── Entries provided ──
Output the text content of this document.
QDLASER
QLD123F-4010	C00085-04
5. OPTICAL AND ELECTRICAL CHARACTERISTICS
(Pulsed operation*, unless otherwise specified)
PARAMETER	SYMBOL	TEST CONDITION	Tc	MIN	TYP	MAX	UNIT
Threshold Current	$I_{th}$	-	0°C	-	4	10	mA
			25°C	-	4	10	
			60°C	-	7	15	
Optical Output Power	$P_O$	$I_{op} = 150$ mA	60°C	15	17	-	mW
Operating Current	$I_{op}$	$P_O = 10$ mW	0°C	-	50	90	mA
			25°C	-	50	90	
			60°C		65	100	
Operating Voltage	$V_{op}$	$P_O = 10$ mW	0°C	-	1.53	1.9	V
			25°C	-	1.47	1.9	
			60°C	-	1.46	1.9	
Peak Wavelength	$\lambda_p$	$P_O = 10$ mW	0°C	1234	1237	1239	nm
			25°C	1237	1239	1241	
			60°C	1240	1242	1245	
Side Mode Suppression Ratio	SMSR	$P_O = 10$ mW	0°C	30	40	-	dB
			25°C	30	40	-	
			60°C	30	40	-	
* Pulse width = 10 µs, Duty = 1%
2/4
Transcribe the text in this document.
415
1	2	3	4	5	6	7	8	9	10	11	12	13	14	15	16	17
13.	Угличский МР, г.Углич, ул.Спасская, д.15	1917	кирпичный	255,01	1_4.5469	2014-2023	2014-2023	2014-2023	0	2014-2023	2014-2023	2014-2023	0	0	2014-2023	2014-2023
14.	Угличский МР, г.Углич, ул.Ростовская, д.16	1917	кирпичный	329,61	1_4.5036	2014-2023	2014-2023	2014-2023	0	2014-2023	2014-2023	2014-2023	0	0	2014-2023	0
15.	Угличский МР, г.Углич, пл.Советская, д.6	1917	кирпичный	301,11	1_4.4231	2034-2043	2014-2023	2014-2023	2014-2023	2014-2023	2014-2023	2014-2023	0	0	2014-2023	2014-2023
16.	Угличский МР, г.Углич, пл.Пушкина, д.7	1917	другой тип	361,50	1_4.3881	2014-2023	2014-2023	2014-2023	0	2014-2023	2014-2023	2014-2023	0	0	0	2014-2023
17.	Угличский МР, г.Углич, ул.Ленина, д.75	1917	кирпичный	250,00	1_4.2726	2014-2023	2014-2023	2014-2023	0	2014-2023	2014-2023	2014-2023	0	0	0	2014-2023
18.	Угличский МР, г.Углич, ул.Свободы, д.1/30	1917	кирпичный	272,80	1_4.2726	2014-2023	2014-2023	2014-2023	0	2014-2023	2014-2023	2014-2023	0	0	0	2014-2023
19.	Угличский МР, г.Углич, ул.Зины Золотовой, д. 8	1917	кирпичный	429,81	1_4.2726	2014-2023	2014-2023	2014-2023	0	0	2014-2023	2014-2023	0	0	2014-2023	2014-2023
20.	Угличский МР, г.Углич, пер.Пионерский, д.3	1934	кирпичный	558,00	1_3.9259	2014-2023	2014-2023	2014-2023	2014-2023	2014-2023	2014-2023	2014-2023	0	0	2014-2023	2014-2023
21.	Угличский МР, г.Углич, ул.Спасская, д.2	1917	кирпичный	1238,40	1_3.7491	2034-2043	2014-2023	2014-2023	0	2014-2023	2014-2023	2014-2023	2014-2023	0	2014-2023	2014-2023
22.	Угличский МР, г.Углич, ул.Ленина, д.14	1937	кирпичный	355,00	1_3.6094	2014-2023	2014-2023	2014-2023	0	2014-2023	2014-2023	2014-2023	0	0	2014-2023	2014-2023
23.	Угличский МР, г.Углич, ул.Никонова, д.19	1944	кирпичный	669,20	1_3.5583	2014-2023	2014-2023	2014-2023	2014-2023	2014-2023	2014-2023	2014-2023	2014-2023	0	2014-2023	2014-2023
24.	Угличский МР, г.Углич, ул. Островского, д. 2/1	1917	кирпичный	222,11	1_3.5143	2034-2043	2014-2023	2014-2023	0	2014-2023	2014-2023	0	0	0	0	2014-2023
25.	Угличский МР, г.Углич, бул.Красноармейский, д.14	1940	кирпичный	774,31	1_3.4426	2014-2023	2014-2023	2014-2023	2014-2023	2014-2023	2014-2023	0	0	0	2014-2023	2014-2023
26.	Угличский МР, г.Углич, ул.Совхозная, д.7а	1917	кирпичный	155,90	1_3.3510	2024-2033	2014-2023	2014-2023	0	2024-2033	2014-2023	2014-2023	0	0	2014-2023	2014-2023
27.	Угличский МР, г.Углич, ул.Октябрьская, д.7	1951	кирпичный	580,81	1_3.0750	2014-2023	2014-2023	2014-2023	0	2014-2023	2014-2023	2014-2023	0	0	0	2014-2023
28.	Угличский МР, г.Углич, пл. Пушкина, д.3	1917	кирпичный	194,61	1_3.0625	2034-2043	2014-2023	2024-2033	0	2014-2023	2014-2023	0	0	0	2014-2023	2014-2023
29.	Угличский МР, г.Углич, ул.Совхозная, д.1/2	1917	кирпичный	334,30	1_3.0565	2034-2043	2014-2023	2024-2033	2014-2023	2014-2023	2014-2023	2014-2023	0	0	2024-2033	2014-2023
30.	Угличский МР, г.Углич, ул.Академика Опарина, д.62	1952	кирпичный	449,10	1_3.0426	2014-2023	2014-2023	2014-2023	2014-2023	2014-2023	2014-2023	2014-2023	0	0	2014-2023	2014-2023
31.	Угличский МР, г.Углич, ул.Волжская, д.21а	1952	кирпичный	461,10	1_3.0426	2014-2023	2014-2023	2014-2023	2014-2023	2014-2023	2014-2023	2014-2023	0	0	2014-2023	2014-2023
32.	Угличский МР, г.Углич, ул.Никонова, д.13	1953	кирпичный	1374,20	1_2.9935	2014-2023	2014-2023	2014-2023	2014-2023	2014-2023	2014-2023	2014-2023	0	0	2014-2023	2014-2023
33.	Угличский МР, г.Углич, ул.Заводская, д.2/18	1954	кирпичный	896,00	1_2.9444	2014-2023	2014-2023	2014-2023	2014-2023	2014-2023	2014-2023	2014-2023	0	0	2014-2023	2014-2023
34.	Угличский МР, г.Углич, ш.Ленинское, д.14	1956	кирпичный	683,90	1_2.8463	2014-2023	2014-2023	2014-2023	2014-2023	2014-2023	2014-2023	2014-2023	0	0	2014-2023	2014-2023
───
▶ _Short exercise_: Select and copy every line of the material that holds the string "Совхозная".

▶ _Response to this task_:
26.	Угличский МР, г.Углич, ул.Совхозная, д.7а	1917	кирпичный	155,90	1_3.3510	2024-2033	2014-2023	2014-2023	0	2024-2033	2014-2023	2014-2023	0	0	2014-2023	2014-2023
29.	Угличский МР, г.Углич, ул.Совхозная, д.1/2	1917	кирпичный	334,30	1_3.0565	2034-2043	2014-2023	2024-2033	2014-2023	2014-2023	2014-2023	2014-2023	0	0	2024-2033	2014-2023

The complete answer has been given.